WORK TO COMPLETE:
Print the entries in full, word for word, but not the pictures.

---------- DATA RECORDS

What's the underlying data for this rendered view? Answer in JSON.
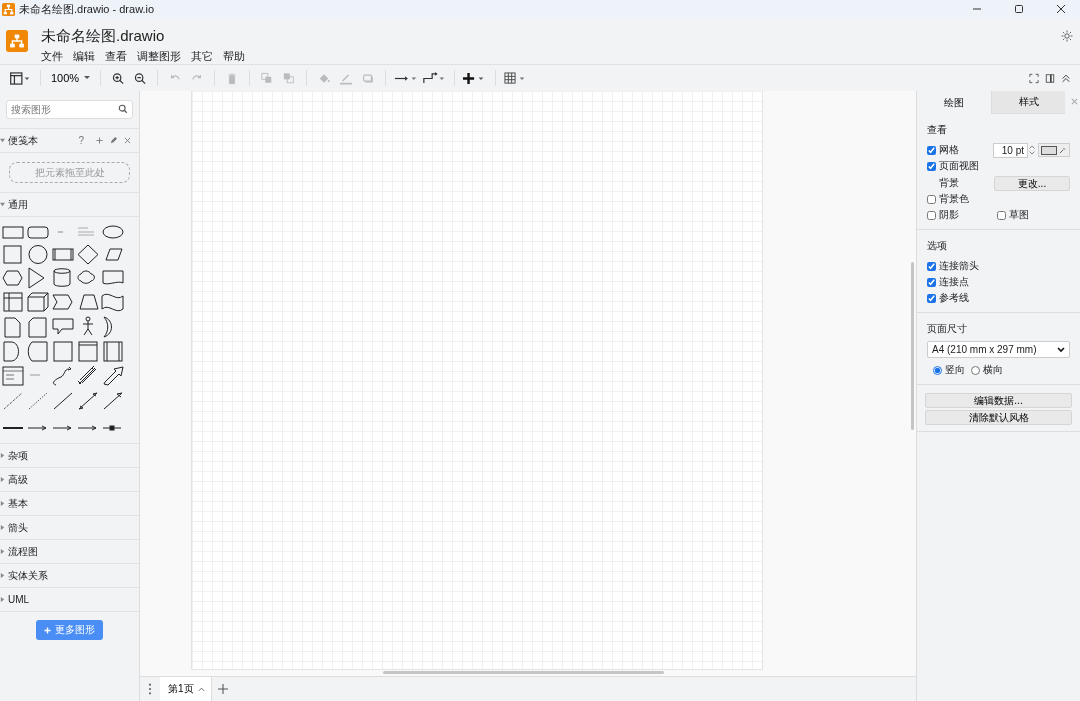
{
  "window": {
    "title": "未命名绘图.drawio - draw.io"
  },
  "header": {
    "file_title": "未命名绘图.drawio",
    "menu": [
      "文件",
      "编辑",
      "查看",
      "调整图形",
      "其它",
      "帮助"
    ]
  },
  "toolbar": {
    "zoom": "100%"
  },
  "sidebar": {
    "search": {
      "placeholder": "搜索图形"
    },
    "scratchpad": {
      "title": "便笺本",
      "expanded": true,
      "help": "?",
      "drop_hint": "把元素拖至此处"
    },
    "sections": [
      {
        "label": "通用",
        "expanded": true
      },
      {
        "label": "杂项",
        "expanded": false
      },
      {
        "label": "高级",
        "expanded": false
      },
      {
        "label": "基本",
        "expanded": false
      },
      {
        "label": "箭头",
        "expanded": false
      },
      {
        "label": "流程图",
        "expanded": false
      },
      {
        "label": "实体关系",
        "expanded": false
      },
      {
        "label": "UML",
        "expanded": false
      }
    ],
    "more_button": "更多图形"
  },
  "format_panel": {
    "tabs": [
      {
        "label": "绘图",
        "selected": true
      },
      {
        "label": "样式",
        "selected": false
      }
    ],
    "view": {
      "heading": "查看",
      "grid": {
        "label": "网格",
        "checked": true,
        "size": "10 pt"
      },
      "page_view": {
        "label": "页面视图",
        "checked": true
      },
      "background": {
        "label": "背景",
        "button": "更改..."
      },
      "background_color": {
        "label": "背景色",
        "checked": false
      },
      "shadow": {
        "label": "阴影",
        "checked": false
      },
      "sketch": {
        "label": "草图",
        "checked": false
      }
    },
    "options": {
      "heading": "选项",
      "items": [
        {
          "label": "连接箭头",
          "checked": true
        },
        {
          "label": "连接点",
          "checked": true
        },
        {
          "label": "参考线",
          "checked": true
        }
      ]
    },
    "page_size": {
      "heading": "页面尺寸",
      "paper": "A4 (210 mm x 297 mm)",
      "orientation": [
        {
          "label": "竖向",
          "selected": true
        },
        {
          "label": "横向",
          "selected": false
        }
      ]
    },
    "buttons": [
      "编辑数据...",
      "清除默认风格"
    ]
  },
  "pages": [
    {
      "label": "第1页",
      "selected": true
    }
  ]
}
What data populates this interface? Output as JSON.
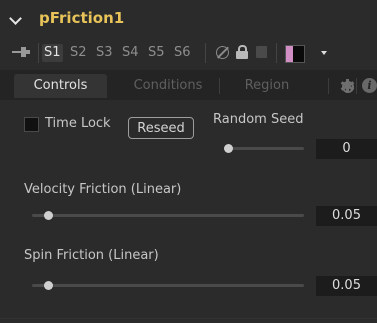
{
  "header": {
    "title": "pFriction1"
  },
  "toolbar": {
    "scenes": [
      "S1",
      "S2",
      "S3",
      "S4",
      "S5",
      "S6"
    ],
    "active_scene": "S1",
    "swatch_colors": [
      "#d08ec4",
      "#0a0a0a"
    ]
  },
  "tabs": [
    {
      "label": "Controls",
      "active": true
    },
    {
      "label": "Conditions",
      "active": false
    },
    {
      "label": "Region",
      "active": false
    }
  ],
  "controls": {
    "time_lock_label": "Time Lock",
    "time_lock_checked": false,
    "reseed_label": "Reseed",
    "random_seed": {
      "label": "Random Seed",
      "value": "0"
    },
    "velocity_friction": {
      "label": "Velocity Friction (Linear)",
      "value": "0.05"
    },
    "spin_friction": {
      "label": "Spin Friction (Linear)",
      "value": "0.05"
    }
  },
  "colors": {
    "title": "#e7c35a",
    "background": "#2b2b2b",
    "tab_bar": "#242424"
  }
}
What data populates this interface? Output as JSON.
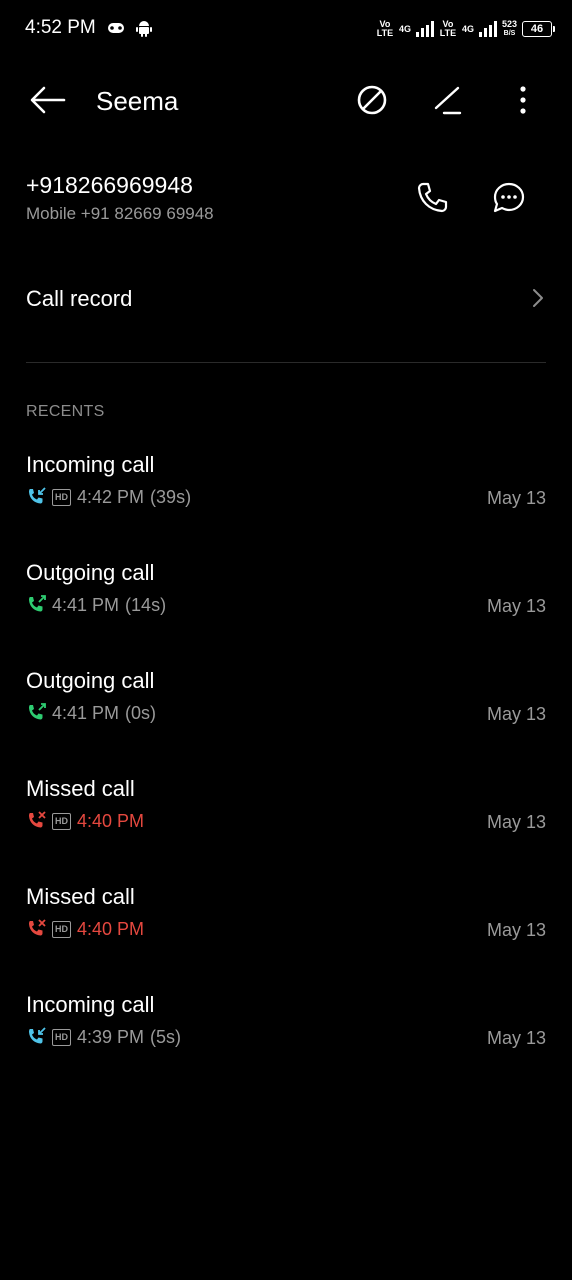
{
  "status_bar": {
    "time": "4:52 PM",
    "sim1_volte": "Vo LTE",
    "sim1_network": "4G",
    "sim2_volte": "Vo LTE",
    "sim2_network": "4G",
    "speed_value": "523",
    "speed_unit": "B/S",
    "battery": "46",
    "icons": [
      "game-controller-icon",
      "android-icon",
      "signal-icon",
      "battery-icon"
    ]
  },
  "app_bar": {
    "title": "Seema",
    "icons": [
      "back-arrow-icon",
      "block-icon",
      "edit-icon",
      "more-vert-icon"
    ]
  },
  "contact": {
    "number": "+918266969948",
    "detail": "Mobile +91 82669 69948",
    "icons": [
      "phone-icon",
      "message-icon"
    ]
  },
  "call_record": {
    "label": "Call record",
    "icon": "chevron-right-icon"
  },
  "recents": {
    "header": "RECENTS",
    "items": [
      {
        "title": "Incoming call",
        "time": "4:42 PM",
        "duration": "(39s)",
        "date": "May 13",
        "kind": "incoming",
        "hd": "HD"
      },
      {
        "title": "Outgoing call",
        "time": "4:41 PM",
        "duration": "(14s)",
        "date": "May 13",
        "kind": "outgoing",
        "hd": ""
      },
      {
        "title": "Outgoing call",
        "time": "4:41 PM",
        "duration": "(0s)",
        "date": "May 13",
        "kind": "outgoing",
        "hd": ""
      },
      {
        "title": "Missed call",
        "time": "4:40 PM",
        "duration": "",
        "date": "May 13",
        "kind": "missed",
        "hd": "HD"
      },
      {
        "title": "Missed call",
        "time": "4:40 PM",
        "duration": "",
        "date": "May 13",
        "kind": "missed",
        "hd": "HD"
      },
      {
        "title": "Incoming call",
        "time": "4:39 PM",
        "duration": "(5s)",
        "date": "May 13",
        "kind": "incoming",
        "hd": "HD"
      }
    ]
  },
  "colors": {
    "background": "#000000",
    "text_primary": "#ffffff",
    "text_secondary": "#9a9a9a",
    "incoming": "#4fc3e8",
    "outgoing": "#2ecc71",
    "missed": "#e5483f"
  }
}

--------------------

FULL RESPONSE:
What's the underlying data for this rendered view? Answer in JSON.
{
  "window": {
    "title": "未命名绘图.drawio - draw.io"
  },
  "header": {
    "file_title": "未命名绘图.drawio",
    "menu": [
      "文件",
      "编辑",
      "查看",
      "调整图形",
      "其它",
      "帮助"
    ]
  },
  "toolbar": {
    "zoom": "100%"
  },
  "sidebar": {
    "search": {
      "placeholder": "搜索图形"
    },
    "scratchpad": {
      "title": "便笺本",
      "expanded": true,
      "help": "?",
      "drop_hint": "把元素拖至此处"
    },
    "sections": [
      {
        "label": "通用",
        "expanded": true
      },
      {
        "label": "杂项",
        "expanded": false
      },
      {
        "label": "高级",
        "expanded": false
      },
      {
        "label": "基本",
        "expanded": false
      },
      {
        "label": "箭头",
        "expanded": false
      },
      {
        "label": "流程图",
        "expanded": false
      },
      {
        "label": "实体关系",
        "expanded": false
      },
      {
        "label": "UML",
        "expanded": false
      }
    ],
    "more_button": "更多图形"
  },
  "format_panel": {
    "tabs": [
      {
        "label": "绘图",
        "selected": true
      },
      {
        "label": "样式",
        "selected": false
      }
    ],
    "view": {
      "heading": "查看",
      "grid": {
        "label": "网格",
        "checked": true,
        "size": "10 pt"
      },
      "page_view": {
        "label": "页面视图",
        "checked": true
      },
      "background": {
        "label": "背景",
        "button": "更改..."
      },
      "background_color": {
        "label": "背景色",
        "checked": false
      },
      "shadow": {
        "label": "阴影",
        "checked": false
      },
      "sketch": {
        "label": "草图",
        "checked": false
      }
    },
    "options": {
      "heading": "选项",
      "items": [
        {
          "label": "连接箭头",
          "checked": true
        },
        {
          "label": "连接点",
          "checked": true
        },
        {
          "label": "参考线",
          "checked": true
        }
      ]
    },
    "page_size": {
      "heading": "页面尺寸",
      "paper": "A4 (210 mm x 297 mm)",
      "orientation": [
        {
          "label": "竖向",
          "selected": true
        },
        {
          "label": "横向",
          "selected": false
        }
      ]
    },
    "buttons": [
      "编辑数据...",
      "清除默认风格"
    ]
  },
  "pages": [
    {
      "label": "第1页",
      "selected": true
    }
  ]
}
What data populates this interface? Output as JSON.
{
  "header": {
    "title": "pFriction1"
  },
  "toolbar": {
    "scenes": [
      "S1",
      "S2",
      "S3",
      "S4",
      "S5",
      "S6"
    ],
    "active_scene": "S1",
    "swatch_colors": [
      "#d08ec4",
      "#0a0a0a"
    ]
  },
  "tabs": [
    {
      "label": "Controls",
      "active": true
    },
    {
      "label": "Conditions",
      "active": false
    },
    {
      "label": "Region",
      "active": false
    }
  ],
  "controls": {
    "time_lock_label": "Time Lock",
    "time_lock_checked": false,
    "reseed_label": "Reseed",
    "random_seed": {
      "label": "Random Seed",
      "value": "0"
    },
    "velocity_friction": {
      "label": "Velocity Friction (Linear)",
      "value": "0.05"
    },
    "spin_friction": {
      "label": "Spin Friction (Linear)",
      "value": "0.05"
    }
  },
  "colors": {
    "title": "#e7c35a",
    "background": "#2b2b2b",
    "tab_bar": "#242424"
  }
}
What data populates this interface? Output as JSON.
{
  "status_bar": {
    "time": "4:52 PM",
    "sim1_volte": "Vo LTE",
    "sim1_network": "4G",
    "sim2_volte": "Vo LTE",
    "sim2_network": "4G",
    "speed_value": "523",
    "speed_unit": "B/S",
    "battery": "46",
    "icons": [
      "game-controller-icon",
      "android-icon",
      "signal-icon",
      "battery-icon"
    ]
  },
  "app_bar": {
    "title": "Seema",
    "icons": [
      "back-arrow-icon",
      "block-icon",
      "edit-icon",
      "more-vert-icon"
    ]
  },
  "contact": {
    "number": "+918266969948",
    "detail": "Mobile +91 82669 69948",
    "icons": [
      "phone-icon",
      "message-icon"
    ]
  },
  "call_record": {
    "label": "Call record",
    "icon": "chevron-right-icon"
  },
  "recents": {
    "header": "RECENTS",
    "items": [
      {
        "title": "Incoming call",
        "time": "4:42 PM",
        "duration": "(39s)",
        "date": "May 13",
        "kind": "incoming",
        "hd": "HD"
      },
      {
        "title": "Outgoing call",
        "time": "4:41 PM",
        "duration": "(14s)",
        "date": "May 13",
        "kind": "outgoing",
        "hd": ""
      },
      {
        "title": "Outgoing call",
        "time": "4:41 PM",
        "duration": "(0s)",
        "date": "May 13",
        "kind": "outgoing",
        "hd": ""
      },
      {
        "title": "Missed call",
        "time": "4:40 PM",
        "duration": "",
        "date": "May 13",
        "kind": "missed",
        "hd": "HD"
      },
      {
        "title": "Missed call",
        "time": "4:40 PM",
        "duration": "",
        "date": "May 13",
        "kind": "missed",
        "hd": "HD"
      },
      {
        "title": "Incoming call",
        "time": "4:39 PM",
        "duration": "(5s)",
        "date": "May 13",
        "kind": "incoming",
        "hd": "HD"
      }
    ]
  },
  "colors": {
    "background": "#000000",
    "text_primary": "#ffffff",
    "text_secondary": "#9a9a9a",
    "incoming": "#4fc3e8",
    "outgoing": "#2ecc71",
    "missed": "#e5483f"
  }
}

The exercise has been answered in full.